[Stored records]
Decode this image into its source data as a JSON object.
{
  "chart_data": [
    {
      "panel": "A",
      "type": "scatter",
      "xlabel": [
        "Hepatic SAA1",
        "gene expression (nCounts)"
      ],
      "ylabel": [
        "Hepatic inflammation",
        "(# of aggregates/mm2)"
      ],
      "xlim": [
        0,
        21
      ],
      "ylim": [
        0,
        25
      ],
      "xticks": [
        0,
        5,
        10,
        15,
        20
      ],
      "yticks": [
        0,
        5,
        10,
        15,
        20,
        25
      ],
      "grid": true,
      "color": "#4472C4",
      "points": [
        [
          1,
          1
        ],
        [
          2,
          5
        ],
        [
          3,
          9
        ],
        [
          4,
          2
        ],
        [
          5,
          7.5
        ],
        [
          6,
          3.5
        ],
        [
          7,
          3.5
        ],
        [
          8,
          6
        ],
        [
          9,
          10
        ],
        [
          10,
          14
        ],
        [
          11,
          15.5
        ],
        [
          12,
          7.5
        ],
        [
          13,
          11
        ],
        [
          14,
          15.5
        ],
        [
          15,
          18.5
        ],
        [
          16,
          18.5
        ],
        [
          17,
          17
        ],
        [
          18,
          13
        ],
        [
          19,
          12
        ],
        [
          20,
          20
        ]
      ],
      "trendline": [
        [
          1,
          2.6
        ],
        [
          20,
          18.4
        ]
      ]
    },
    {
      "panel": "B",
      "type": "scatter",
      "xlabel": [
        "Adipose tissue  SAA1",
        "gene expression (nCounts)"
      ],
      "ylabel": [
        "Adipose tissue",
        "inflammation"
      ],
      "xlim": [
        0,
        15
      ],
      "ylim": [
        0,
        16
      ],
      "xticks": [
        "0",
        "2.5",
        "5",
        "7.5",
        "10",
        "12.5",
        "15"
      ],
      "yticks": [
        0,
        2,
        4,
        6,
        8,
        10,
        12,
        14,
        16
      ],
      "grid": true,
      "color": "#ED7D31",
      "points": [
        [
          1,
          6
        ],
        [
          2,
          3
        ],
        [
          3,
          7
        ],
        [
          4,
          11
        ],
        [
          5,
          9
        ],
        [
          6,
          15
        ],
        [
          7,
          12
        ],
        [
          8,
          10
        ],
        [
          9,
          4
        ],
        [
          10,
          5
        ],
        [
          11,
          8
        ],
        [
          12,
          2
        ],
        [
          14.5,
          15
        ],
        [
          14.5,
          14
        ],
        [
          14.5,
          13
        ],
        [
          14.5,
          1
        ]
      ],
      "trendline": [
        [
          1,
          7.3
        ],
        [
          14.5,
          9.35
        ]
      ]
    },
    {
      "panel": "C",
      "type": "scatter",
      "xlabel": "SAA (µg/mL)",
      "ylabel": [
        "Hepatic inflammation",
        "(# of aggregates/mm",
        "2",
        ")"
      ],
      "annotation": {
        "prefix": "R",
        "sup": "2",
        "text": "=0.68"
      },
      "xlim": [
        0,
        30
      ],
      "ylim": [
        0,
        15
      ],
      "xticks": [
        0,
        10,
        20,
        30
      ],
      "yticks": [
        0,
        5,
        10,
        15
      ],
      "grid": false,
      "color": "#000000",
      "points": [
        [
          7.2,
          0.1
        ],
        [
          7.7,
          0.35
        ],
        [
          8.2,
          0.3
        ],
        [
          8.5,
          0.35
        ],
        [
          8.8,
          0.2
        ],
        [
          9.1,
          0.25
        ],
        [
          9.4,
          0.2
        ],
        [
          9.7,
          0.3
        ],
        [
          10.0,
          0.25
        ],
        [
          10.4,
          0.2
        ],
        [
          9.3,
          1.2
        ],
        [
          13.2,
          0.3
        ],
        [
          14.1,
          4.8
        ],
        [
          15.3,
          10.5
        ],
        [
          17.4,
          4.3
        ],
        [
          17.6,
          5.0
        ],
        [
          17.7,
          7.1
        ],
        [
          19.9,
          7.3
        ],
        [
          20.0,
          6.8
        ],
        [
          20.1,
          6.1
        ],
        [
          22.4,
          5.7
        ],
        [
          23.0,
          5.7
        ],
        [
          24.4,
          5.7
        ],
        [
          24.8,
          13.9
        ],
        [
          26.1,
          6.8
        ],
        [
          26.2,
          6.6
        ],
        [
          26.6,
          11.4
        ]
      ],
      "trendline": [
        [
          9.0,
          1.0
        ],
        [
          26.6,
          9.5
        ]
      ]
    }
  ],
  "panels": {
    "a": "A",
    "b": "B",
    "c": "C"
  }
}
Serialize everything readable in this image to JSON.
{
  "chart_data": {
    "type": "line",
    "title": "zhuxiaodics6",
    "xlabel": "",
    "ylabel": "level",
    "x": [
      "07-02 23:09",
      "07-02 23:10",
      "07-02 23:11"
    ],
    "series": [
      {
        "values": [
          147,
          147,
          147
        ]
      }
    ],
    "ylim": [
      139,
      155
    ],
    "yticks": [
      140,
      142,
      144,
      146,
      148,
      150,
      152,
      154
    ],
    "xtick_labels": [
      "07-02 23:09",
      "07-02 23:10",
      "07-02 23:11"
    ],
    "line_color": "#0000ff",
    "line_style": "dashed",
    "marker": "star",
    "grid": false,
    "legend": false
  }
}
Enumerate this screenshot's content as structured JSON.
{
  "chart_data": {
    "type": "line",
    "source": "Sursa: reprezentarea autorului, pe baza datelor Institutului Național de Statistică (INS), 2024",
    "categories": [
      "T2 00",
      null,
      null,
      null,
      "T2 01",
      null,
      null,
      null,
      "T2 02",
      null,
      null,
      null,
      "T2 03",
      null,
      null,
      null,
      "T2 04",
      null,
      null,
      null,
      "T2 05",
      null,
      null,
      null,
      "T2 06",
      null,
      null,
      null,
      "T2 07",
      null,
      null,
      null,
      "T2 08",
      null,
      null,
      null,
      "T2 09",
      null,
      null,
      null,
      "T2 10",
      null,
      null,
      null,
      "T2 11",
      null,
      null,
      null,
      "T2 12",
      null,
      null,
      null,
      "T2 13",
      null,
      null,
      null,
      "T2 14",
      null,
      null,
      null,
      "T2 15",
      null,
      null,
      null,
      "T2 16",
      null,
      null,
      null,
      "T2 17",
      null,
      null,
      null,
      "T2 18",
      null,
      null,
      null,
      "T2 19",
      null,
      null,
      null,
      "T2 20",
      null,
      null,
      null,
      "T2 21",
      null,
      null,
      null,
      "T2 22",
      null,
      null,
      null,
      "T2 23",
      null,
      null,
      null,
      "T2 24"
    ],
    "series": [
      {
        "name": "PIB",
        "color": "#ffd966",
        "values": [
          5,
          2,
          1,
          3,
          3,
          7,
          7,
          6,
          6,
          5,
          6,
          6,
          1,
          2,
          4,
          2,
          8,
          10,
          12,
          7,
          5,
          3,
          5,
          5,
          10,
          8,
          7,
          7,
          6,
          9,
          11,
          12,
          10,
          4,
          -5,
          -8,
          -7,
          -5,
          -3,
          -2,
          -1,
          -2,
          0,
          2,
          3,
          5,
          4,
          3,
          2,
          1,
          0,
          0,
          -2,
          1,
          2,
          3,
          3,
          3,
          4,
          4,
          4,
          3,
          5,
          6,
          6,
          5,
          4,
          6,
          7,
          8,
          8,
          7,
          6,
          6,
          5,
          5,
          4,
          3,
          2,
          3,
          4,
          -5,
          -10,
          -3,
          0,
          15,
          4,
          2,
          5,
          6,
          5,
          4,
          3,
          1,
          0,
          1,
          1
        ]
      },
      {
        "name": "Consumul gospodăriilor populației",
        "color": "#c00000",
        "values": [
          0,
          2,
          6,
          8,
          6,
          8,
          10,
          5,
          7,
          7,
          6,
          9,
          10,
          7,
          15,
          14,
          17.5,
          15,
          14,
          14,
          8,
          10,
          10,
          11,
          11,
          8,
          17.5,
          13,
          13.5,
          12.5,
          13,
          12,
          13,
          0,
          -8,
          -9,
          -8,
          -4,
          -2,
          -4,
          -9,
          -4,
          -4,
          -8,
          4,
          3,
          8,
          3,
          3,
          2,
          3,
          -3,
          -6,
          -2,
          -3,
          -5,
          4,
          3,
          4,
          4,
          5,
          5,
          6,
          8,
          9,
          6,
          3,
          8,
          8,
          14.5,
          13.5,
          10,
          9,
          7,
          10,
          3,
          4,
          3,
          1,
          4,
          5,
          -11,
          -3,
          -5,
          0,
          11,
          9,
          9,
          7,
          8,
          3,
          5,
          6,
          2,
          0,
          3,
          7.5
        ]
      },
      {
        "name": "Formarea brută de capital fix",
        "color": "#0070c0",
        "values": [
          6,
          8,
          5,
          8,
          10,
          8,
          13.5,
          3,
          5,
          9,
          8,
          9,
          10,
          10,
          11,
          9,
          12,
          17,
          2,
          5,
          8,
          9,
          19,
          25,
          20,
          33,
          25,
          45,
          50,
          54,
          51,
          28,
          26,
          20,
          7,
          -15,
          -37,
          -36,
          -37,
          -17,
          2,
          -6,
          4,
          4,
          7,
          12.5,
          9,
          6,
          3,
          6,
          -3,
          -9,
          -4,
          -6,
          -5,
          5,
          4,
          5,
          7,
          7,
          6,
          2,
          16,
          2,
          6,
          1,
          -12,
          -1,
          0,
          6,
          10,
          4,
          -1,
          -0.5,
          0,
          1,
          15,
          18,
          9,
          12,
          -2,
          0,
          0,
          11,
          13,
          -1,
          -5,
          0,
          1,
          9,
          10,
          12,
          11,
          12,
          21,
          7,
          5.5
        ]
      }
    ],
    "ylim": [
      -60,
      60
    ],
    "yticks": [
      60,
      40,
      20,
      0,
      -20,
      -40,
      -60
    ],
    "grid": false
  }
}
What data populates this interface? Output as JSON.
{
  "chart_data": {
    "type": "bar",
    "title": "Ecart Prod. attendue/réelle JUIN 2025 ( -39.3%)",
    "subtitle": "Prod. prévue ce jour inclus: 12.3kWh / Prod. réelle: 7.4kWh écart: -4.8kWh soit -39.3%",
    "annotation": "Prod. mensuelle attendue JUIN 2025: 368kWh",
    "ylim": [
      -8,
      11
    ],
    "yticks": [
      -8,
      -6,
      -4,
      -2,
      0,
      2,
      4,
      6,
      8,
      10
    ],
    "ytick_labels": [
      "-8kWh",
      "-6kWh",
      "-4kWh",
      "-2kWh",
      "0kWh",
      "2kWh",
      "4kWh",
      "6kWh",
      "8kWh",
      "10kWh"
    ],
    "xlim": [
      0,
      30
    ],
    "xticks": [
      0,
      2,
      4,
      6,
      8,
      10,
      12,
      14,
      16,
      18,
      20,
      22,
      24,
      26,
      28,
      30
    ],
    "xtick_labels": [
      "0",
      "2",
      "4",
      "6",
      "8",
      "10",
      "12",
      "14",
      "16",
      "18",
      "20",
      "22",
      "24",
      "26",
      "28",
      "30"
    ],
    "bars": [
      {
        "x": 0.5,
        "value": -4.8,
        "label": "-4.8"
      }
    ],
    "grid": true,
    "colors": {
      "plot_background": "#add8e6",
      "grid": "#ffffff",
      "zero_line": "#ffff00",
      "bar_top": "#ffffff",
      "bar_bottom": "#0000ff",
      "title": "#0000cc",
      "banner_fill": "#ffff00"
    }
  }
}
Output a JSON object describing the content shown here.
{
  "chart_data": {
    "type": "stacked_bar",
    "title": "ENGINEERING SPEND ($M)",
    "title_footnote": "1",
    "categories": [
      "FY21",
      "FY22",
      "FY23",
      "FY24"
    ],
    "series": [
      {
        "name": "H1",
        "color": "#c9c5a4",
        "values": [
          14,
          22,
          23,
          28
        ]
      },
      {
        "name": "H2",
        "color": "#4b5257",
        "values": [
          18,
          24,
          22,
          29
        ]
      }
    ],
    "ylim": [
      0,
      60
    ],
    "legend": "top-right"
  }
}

[Task goal]
Report each line of the material above where the word "name" appears.

[Worked solution]
        "name": "PIB",
        "name": "Consumul gospodăriilor populației",
        "name": "Formarea brută de capital fix",
        "name": "H1",
        "name": "H2",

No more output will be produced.